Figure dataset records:
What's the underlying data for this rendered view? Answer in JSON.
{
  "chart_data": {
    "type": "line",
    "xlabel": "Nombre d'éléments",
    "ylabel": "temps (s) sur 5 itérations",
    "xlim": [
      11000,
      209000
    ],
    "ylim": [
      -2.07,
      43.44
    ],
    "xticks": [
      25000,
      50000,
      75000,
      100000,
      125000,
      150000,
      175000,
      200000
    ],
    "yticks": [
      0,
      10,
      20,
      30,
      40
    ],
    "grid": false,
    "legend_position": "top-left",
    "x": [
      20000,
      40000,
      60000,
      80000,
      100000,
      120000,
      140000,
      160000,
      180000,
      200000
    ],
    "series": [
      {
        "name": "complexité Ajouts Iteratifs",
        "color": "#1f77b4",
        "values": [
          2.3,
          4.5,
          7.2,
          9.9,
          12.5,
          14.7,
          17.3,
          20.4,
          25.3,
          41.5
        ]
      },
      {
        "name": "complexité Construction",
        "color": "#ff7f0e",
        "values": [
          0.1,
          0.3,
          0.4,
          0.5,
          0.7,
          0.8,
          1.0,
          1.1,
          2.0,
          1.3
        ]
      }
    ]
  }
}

### GOAL:
Extract every line from the records above that contains the word "name".

### RESULT:
        "name": "complexité Ajouts Iteratifs",
        "name": "complexité Construction",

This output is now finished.